* **Work instructions**
Copy each line where the word "eine" occurs.

───── Data to use

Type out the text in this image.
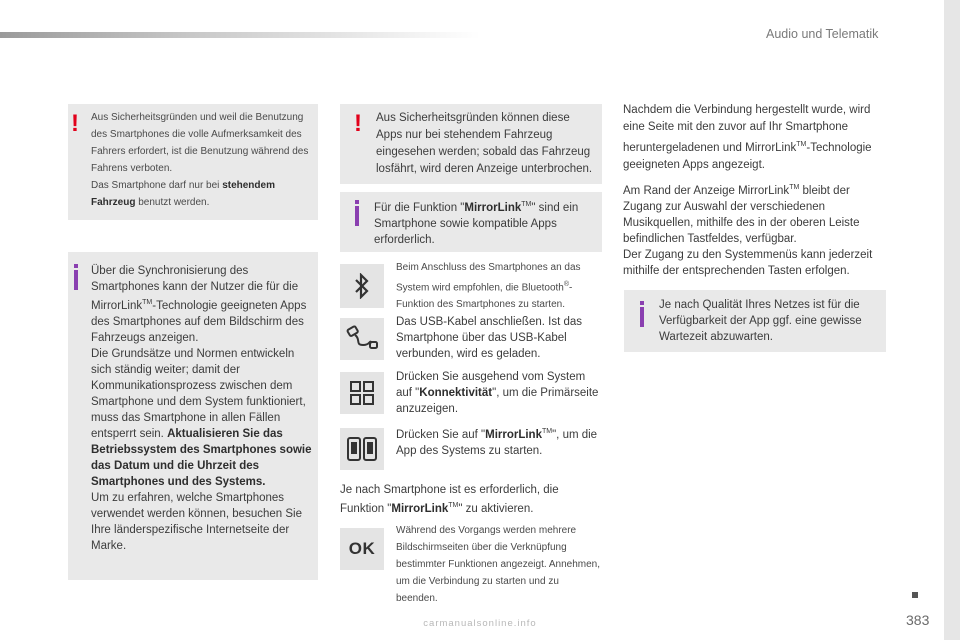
Audio und Telematik
! Aus Sicherheitsgründen und weil die Benutzung des Smartphones die volle Aufmerksamkeit des Fahrers erfordert, ist die Benutzung während des Fahrens verboten.
Das Smartphone darf nur bei stehendem Fahrzeug benutzt werden.
Über die Synchronisierung des Smartphones kann der Nutzer die für die MirrorLink™-Technologie geeigneten Apps des Smartphones auf dem Bildschirm des Fahrzeugs anzeigen.
Die Grundsätze und Normen entwickeln sich ständig weiter; damit der Kommunikationsprozess zwischen dem Smartphone und dem System funktioniert, muss das Smartphone in allen Fällen entsperrt sein. Aktualisieren Sie das Betriebssystem des Smartphones sowie das Datum und die Uhrzeit des Smartphones und des Systems.
Um zu erfahren, welche Smartphones verwendet werden können, besuchen Sie Ihre länderspezifische Internetseite der Marke.
! Aus Sicherheitsgründen können diese Apps nur bei stehendem Fahrzeug eingesehen werden; sobald das Fahrzeug losfährt, wird deren Anzeige unterbrochen.
Für die Funktion "MirrorLink™" sind ein Smartphone sowie kompatible Apps erforderlich.
Beim Anschluss des Smartphones an das System wird empfohlen, die Bluetooth®-Funktion des Smartphones zu starten.
Das USB-Kabel anschließen. Ist das Smartphone über das USB-Kabel verbunden, wird es geladen.
Drücken Sie ausgehend vom System auf "Konnektivität", um die Primärseite anzuzeigen.
Drücken Sie auf "MirrorLink™", um die App des Systems zu starten.
Je nach Smartphone ist es erforderlich, die Funktion "MirrorLink™" zu aktivieren.
OK
Während des Vorgangs werden mehrere Bildschirmseiten über die Verknüpfung bestimmter Funktionen angezeigt. Annehmen, um die Verbindung zu starten und zu beenden.
Nachdem die Verbindung hergestellt wurde, wird eine Seite mit den zuvor auf Ihr Smartphone heruntergeladenen und MirrorLink™-Technologie geeigneten Apps angezeigt.
Am Rand der Anzeige MirrorLink™ bleibt der Zugang zur Auswahl der verschiedenen Musikquellen, mithilfe des in der oberen Leiste befindlichen Tastfeldes, verfügbar.
Der Zugang zu den Systemmenüs kann jederzeit mithilfe der entsprechenden Tasten erfolgen.
Je nach Qualität Ihres Netzes ist für die Verfügbarkeit der App ggf. eine gewisse Wartezeit abzuwarten.
383
carmanualsonline.info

──────────

* **Complete answer**
Nachdem die Verbindung hergestellt wurde, wird eine Seite mit den zuvor auf Ihr Smartphone heruntergeladenen und MirrorLink™-Technologie geeigneten Apps angezeigt.
Je nach Qualität Ihres Netzes ist für die Verfügbarkeit der App ggf. eine gewisse Wartezeit abzuwarten.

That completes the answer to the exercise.